──────── Dataset ────────

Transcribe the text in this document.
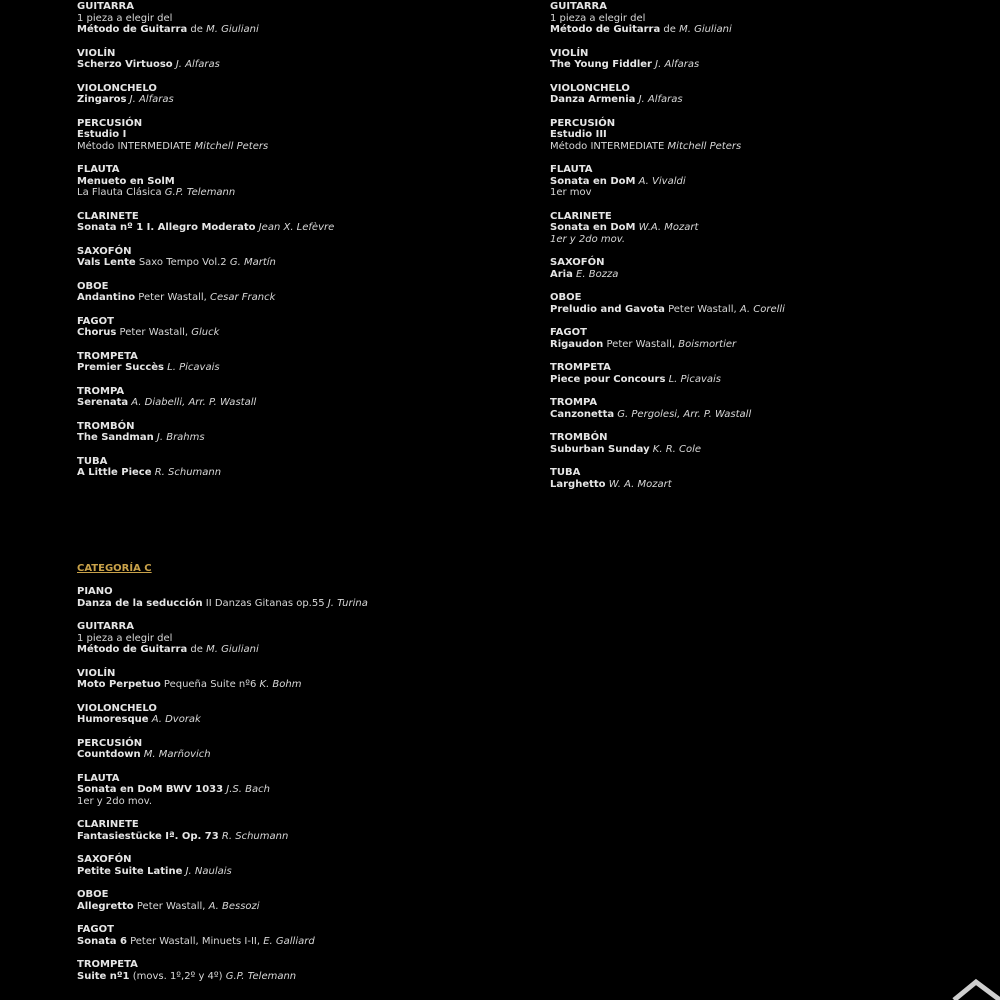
GUITARRA
1 pieza a elegir del
Método de Guitarra de M. Giuliani
VIOLÍN
Scherzo Virtuoso J. Alfaras
VIOLONCHELO
Zingaros J. Alfaras
PERCUSIÓN
Estudio I
Método INTERMEDIATE Mitchell Peters
FLAUTA
Menueto en SolM
La Flauta Clásica G.P. Telemann
CLARINETE
Sonata nº 1 I. Allegro Moderato Jean X. Lefèvre
SAXOFÓN
Vals Lente Saxo Tempo Vol.2 G. Martín
OBOE
Andantino Peter Wastall, Cesar Franck
FAGOT
Chorus Peter Wastall, Gluck
TROMPETA
Premier Succès L. Picavais
TROMPA
Serenata A. Diabelli, Arr. P. Wastall
TROMBÓN
The Sandman J. Brahms
TUBA
A Little Piece R. Schumann
GUITARRA
1 pieza a elegir del
Método de Guitarra de M. Giuliani
VIOLÍN
The Young Fiddler J. Alfaras
VIOLONCHELO
Danza Armenia J. Alfaras
PERCUSIÓN
Estudio III
Método INTERMEDIATE Mitchell Peters
FLAUTA
Sonata en DoM A. Vivaldi
1er mov
CLARINETE
Sonata en DoM W.A. Mozart
1er y 2do mov.
SAXOFÓN
Aria E. Bozza
OBOE
Preludio and Gavota Peter Wastall, A. Corelli
FAGOT
Rigaudon Peter Wastall, Boismortier
TROMPETA
Piece pour Concours L. Picavais
TROMPA
Canzonetta G. Pergolesi, Arr. P. Wastall
TROMBÓN
Suburban Sunday K. R. Cole
TUBA
Larghetto W. A. Mozart
CATEGORÍA C
PIANO
Danza de la seducción II Danzas Gitanas op.55 J. Turina
GUITARRA
1 pieza a elegir del
Método de Guitarra de M. Giuliani
VIOLÍN
Moto Perpetuo Pequeña Suite nº6 K. Bohm
VIOLONCHELO
Humoresque A. Dvorak
PERCUSIÓN
Countdown M. Marñovich
FLAUTA
Sonata en DoM BWV 1033 J.S. Bach
1er y 2do mov.
CLARINETE
Fantasiestücke Iª. Op. 73 R. Schumann
SAXOFÓN
Petite Suite Latine J. Naulais
OBOE
Allegretto Peter Wastall, A. Bessozi
FAGOT
Sonata 6 Peter Wastall, Minuets I-II, E. Galliard
TROMPETA
Suite nº1 (movs. 1º,2º y 4º) G.P. Telemann
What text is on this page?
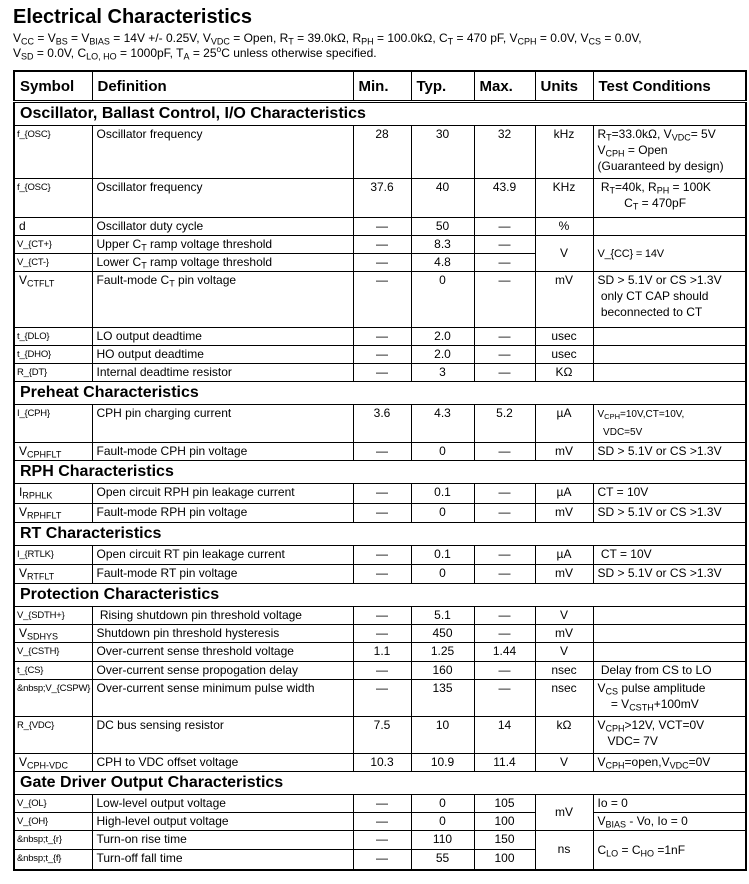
Electrical Characteristics
$V_{CC} = V_{BS} = V_{BIAS} = 14V$ +/- 0.25V, $V_{VDC}$ = Open, $R_T = 39.0k\Omega$, $R_{PH} = 100.0k\Omega$, $C_T = 470$ pF, $V_{CPH} = 0.0V$, $V_{CS} = 0.0V$,
$V_{SD} = 0.0V$, $C_{LO, HO} = 1000pF$, $T_A = 25^oC$ unless otherwise specified.
Symbol	Definition	Min.	Typ.	Max.	Units	Test Conditions
Oscillator, Ballast Control, I/O Characteristics						
f_{OSC}	Oscillator frequency	28	30	32	kHz	$R_T=33.0k\Omega$, $V_{VDC}= 5V$
$V_{CPH}$ = Open
(Guaranteed by design)
f_{OSC}	Oscillator frequency	37.6	40	43.9	KHz	$R_T=40k$, $R_{PH} = 100K$
$C_T = 470pF$
d	Oscillator duty cycle	—	50	—	%	
V_{CT+}	Upper $C_T$ ramp voltage threshold	—	8.3	—	V	V_{CC} = 14V
V_{CT-}	Lower $C_T$ ramp voltage threshold	—	4.8	—		
$V_{CTFLT}$	Fault-mode $C_T$ pin voltage	—	0	—	mV	SD > 5.1V or CS >1.3V
only CT CAP should
beconnected to CT
t_{DLO}	LO output deadtime	—	2.0	—	usec	
t_{DHO}	HO output deadtime	—	2.0	—	usec	
R_{DT}	Internal deadtime resistor	—	3	—	KΩ	
Preheat Characteristics						
I_{CPH}	CPH pin charging current	3.6	4.3	5.2	µA	$V_{CPH}=10V,CT=10V$,
VDC=5V
$V_{CPHFLT}$	Fault-mode CPH pin voltage	—	0	—	mV	SD > 5.1V or CS >1.3V
RPH Characteristics						
$I_{RPHLK}$	Open circuit RPH pin leakage current	—	0.1	—	µA	CT = 10V
$V_{RPHFLT}$	Fault-mode RPH pin voltage	—	0	—	mV	SD > 5.1V or CS >1.3V
RT Characteristics						
I_{RTLK}	Open circuit RT pin leakage current	—	0.1	—	µA	CT = 10V
$V_{RTFLT}$	Fault-mode RT pin voltage	—	0	—	mV	SD > 5.1V or CS >1.3V
Protection Characteristics						
V_{SDTH+}	Rising shutdown pin threshold voltage	—	5.1	—	V	
$V_{SDHYS}$	Shutdown pin threshold hysteresis	—	450	—	mV	
V_{CSTH}	Over-current sense threshold voltage	1.1	1.25	1.44	V	
t_{CS}	Over-current sense propogation delay	—	160	—	nsec	Delay from CS to LO
&nbsp;V_{CSPW}	Over-current sense minimum pulse width	—	135	—	nsec	$V_{CS}$ pulse amplitude
= $V_{CSTH}+100mV$
R_{VDC}	DC bus sensing resistor	7.5	10	14	kΩ	$V_{CPH}>12V$, VCT=0V
VDC= 7V
$V_{CPH-VDC}$	CPH to VDC offset voltage	10.3	10.9	11.4	V	$V_{CPH}=open,V_{VDC}=0V$
Gate Driver Output Characteristics						
V_{OL}	Low-level output voltage	—	0	105	mV	Io = 0
V_{OH}	High-level output voltage	—	0	100		$V_{BIAS}$ - Vo, Io = 0
&nbsp;t_{r}	Turn-on rise time	—	110	150	ns	$C_{LO} = C_{HO} =1nF$
&nbsp;t_{f}	Turn-off fall time	—	55	100		
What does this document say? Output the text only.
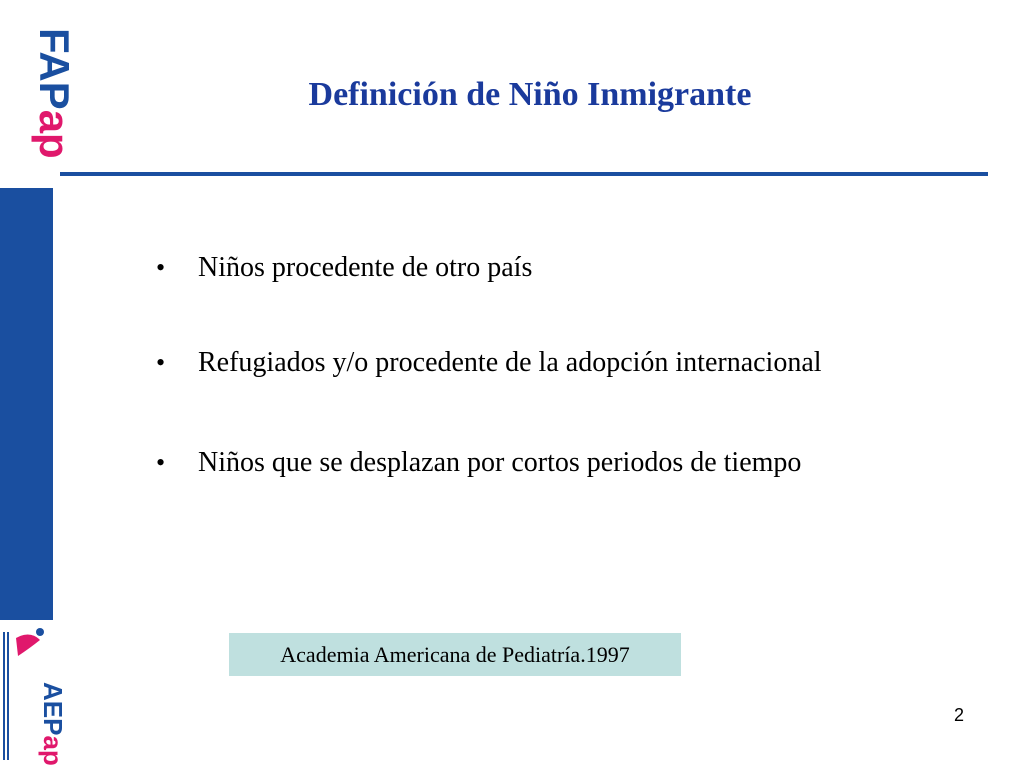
FAPap
AEPap
Definición de Niño Inmigrante
•	Niños procedente de otro país
•	Refugiados y/o procedente de la adopción internacional
•	Niños que se desplazan por cortos periodos de tiempo
Academia Americana de Pediatría.1997
2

────────

Task prompt
Scan the listing above. Collect all lines with the word "ramp".

Exercise response
V_{CT+}	Upper $C_T$ ramp voltage threshold	—	8.3	—	V	V_{CC} = 14V
V_{CT-}	Lower $C_T$ ramp voltage threshold	—	4.8	—		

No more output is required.